Reproduisez sous forme de liste numérotée, sans les lignes vides, le passage des items qui commence à la ligne contenant « legend-label-very-well-prepared: Very well » et s'achève à la ligne contenant « 373, 631, 435] », ces deux lignes incluses.
───── Données fournies ─────
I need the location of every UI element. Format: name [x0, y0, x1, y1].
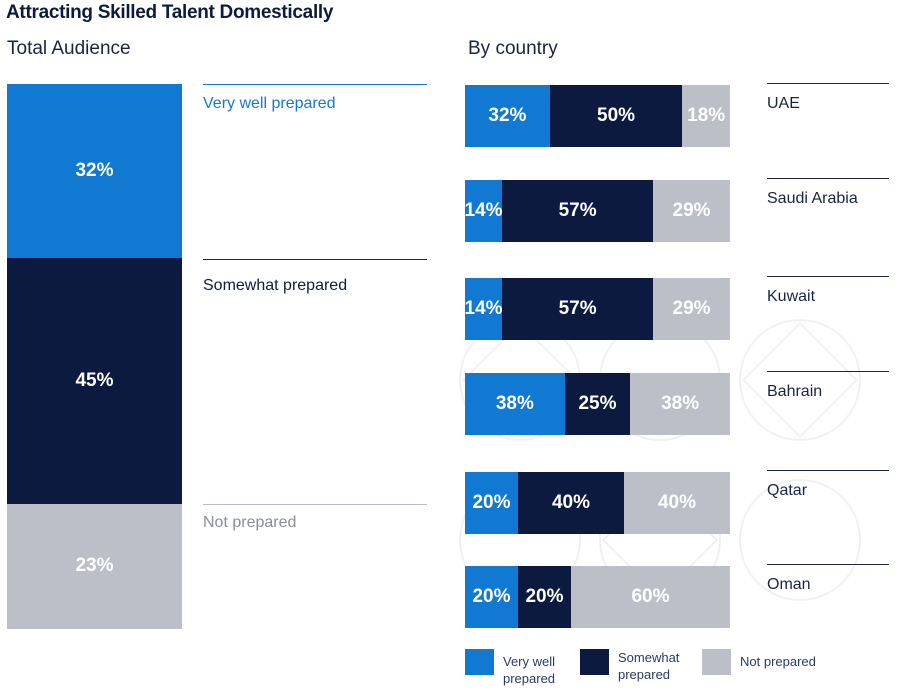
legend-label-very-well-prepared: Very well prepared	[503, 654, 556, 686]
total-audience-segment-very-well-prepared: 32%	[7, 84, 182, 259]
very-well-prepared-label: Very well prepared	[203, 95, 336, 112]
country-segment-somewhat-prepared: 25%	[564, 373, 631, 435]
country-bar-bahrain: 38% 25% 38%	[465, 373, 730, 435]
chart-title: Attracting Skilled Talent Domestically	[6, 2, 334, 23]
country-segment-somewhat-prepared: 57%	[502, 180, 654, 242]
country-bar-qatar: 20% 40% 40%	[465, 472, 730, 534]
country-segment-not-prepared: 60%	[571, 566, 730, 628]
country-bar-kuwait: 14% 57% 29%	[465, 278, 730, 340]
country-segment-somewhat-prepared: 40%	[518, 472, 624, 534]
total-audience-segment-not-prepared: 23%	[7, 503, 182, 629]
country-guide-line	[767, 564, 889, 565]
total-audience-subtitle: Total Audience	[7, 38, 131, 59]
legend-swatch-not-prepared	[702, 649, 731, 675]
country-segment-not-prepared: 18%	[682, 85, 730, 147]
not-prepared-guide-line	[203, 504, 427, 505]
country-guide-line	[767, 83, 889, 84]
country-guide-line	[767, 470, 889, 471]
country-label: UAE	[767, 95, 800, 112]
country-guide-line	[767, 371, 889, 372]
total-audience-segment-somewhat-prepared: 45%	[7, 258, 182, 504]
legend-label-not-prepared: Not prepared	[740, 654, 816, 669]
country-bar-oman: 20% 20% 60%	[465, 566, 730, 628]
country-segment-very-well-prepared: 20%	[465, 566, 518, 628]
by-country-subtitle: By country	[468, 38, 558, 59]
country-bar-saudi-arabia: 14% 57% 29%	[465, 180, 730, 242]
legend-label-somewhat-prepared: Somewhat prepared	[618, 650, 680, 682]
country-segment-very-well-prepared: 20%	[465, 472, 518, 534]
country-segment-very-well-prepared: 14%	[465, 278, 503, 340]
country-label: Saudi Arabia	[767, 190, 858, 207]
legend-swatch-very-well-prepared	[465, 649, 494, 675]
country-segment-not-prepared: 40%	[624, 472, 730, 534]
country-label: Qatar	[767, 482, 808, 499]
not-prepared-label: Not prepared	[203, 514, 297, 531]
very-well-prepared-guide-line	[203, 84, 427, 85]
country-guide-line	[767, 276, 889, 277]
country-segment-very-well-prepared: 32%	[465, 85, 550, 147]
country-label: Bahrain	[767, 383, 823, 400]
country-segment-somewhat-prepared: 20%	[518, 566, 571, 628]
country-segment-not-prepared: 29%	[653, 180, 730, 242]
legend-not-prepared: Not prepared	[702, 649, 850, 675]
legend-very-well-prepared: Very well prepared	[465, 649, 573, 687]
country-label: Oman	[767, 576, 811, 593]
somewhat-prepared-guide-line	[203, 259, 427, 260]
country-segment-very-well-prepared: 38%	[465, 373, 565, 435]
country-label: Kuwait	[767, 288, 816, 305]
legend-somewhat-prepared: Somewhat prepared	[580, 649, 693, 683]
country-segment-not-prepared: 38%	[630, 373, 730, 435]
country-segment-somewhat-prepared: 50%	[549, 85, 683, 147]
country-segment-somewhat-prepared: 57%	[502, 278, 654, 340]
legend-swatch-somewhat-prepared	[580, 649, 609, 675]
country-bar-uae: 32% 50% 18%	[465, 85, 730, 147]
country-segment-very-well-prepared: 14%	[465, 180, 503, 242]
total-audience-stack: 32% 45% 23%	[7, 84, 182, 629]
country-guide-line	[767, 178, 889, 179]
country-segment-not-prepared: 29%	[653, 278, 730, 340]
somewhat-prepared-label: Somewhat prepared	[203, 277, 348, 294]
─────
## Résultat attendu
1. legend-label-very-well-prepared: Very well prepared	[503, 654, 556, 686]
2. total-audience-segment-very-well-prepared: 32%	[7, 84, 182, 259]
3. very-well-prepared-label: Very well prepared	[203, 95, 336, 112]
4. country-segment-somewhat-prepared: 25%	[564, 373, 631, 435]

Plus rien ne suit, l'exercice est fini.